** START OF Data listing **
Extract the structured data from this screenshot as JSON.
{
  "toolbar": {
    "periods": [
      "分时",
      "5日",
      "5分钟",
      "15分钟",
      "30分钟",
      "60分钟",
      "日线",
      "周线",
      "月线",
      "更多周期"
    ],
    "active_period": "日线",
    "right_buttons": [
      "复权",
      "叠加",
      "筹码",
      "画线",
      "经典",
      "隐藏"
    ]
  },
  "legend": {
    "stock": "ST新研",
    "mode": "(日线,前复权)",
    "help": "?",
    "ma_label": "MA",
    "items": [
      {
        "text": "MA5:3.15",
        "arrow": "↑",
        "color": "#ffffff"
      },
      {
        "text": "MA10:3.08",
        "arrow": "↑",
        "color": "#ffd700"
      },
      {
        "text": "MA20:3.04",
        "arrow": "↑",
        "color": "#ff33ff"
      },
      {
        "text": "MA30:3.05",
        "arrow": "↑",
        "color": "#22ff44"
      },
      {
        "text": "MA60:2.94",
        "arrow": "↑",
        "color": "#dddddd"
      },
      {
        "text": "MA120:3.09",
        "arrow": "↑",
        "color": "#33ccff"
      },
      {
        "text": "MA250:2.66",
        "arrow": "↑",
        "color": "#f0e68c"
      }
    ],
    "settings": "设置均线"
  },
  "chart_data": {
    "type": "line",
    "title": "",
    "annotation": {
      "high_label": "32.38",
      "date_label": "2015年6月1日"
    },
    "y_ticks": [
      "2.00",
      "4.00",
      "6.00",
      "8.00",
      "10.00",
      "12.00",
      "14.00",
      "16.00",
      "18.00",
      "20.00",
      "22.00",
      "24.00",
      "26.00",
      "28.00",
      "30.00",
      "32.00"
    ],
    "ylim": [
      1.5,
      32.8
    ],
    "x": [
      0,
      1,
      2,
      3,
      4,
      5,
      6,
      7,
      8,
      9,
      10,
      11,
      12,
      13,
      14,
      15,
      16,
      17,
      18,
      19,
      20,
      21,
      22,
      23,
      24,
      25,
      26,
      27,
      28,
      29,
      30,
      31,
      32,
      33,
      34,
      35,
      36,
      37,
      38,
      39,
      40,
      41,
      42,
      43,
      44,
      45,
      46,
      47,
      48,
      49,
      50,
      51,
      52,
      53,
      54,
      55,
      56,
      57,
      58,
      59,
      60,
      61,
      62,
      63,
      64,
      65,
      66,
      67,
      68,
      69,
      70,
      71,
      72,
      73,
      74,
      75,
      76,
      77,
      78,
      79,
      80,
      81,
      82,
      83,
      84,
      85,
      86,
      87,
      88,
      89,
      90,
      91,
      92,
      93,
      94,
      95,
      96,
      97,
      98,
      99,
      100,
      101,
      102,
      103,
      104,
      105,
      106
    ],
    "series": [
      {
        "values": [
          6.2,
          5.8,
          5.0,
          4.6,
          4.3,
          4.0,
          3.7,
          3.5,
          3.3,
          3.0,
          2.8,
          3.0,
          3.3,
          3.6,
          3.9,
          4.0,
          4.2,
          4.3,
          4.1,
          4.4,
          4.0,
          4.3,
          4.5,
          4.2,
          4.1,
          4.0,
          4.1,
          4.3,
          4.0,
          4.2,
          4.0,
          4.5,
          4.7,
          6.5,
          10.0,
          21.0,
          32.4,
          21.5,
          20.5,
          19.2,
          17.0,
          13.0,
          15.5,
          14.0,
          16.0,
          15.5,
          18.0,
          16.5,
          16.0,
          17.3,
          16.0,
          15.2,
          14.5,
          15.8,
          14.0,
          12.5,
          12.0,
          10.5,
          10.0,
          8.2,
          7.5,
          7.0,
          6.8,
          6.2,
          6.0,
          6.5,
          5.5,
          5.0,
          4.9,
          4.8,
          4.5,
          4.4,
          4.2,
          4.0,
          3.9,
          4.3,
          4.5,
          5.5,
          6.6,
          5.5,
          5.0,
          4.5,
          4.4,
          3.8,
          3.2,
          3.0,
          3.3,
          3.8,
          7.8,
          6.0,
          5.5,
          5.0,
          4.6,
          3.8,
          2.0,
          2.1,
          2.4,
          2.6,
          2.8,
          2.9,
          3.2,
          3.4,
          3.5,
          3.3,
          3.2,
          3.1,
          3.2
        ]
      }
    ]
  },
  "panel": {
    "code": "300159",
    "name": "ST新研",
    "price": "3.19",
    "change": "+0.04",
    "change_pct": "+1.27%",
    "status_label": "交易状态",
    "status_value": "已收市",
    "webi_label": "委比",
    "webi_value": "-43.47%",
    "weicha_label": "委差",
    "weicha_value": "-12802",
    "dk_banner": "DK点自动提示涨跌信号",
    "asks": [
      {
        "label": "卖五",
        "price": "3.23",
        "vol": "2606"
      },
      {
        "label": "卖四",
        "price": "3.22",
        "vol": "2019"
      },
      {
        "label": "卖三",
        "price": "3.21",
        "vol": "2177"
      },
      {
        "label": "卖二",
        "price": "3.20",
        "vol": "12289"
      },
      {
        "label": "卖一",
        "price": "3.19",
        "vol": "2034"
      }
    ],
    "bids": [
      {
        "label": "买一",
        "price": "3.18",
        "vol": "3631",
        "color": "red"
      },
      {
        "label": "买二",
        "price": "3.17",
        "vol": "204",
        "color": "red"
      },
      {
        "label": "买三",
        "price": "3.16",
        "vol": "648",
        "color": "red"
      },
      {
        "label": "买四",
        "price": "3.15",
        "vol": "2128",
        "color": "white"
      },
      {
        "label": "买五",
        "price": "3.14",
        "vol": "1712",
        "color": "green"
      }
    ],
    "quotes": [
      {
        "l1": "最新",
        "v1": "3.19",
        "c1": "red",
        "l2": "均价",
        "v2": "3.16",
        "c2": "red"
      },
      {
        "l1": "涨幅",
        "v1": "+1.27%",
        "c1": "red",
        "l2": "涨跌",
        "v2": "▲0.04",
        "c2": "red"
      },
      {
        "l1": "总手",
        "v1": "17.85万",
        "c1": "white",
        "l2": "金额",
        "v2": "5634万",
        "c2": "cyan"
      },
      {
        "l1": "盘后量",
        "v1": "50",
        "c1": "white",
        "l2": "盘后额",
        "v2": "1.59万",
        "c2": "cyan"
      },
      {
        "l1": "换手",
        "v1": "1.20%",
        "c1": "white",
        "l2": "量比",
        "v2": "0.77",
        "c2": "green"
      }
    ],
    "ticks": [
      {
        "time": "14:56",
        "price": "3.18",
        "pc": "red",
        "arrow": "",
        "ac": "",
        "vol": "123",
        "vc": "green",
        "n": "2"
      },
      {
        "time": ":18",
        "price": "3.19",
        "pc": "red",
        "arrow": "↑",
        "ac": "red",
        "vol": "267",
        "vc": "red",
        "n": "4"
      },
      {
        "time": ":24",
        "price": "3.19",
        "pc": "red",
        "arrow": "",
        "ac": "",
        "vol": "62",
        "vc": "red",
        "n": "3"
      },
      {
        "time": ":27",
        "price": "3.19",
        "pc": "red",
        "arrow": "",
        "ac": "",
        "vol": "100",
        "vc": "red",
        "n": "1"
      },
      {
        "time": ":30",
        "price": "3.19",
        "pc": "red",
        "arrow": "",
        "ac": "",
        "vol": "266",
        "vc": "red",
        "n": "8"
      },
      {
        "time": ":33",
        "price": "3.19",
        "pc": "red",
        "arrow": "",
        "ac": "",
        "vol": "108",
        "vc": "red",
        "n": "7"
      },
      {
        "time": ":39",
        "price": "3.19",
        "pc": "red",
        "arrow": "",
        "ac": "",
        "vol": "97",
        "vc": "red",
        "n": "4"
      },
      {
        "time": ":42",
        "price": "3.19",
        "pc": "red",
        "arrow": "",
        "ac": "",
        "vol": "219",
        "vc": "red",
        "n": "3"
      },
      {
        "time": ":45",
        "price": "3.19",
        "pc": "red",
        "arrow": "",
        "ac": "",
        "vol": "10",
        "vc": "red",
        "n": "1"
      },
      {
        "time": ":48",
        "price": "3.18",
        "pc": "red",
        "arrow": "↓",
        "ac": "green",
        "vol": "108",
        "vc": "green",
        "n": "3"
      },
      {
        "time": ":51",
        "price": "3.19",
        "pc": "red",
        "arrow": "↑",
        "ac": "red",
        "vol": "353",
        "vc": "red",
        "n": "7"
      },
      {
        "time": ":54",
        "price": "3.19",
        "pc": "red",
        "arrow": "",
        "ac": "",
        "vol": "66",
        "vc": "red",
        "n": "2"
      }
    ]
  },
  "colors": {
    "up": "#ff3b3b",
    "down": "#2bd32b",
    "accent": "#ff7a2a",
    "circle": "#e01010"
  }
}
** END OF Data listing **
In the entries above, find every line with the word "text" and list it.

        "text": "MA5:3.15",
        "text": "MA10:3.08",
        "text": "MA20:3.04",
        "text": "MA30:3.05",
        "text": "MA60:2.94",
        "text": "MA120:3.09",
        "text": "MA250:2.66",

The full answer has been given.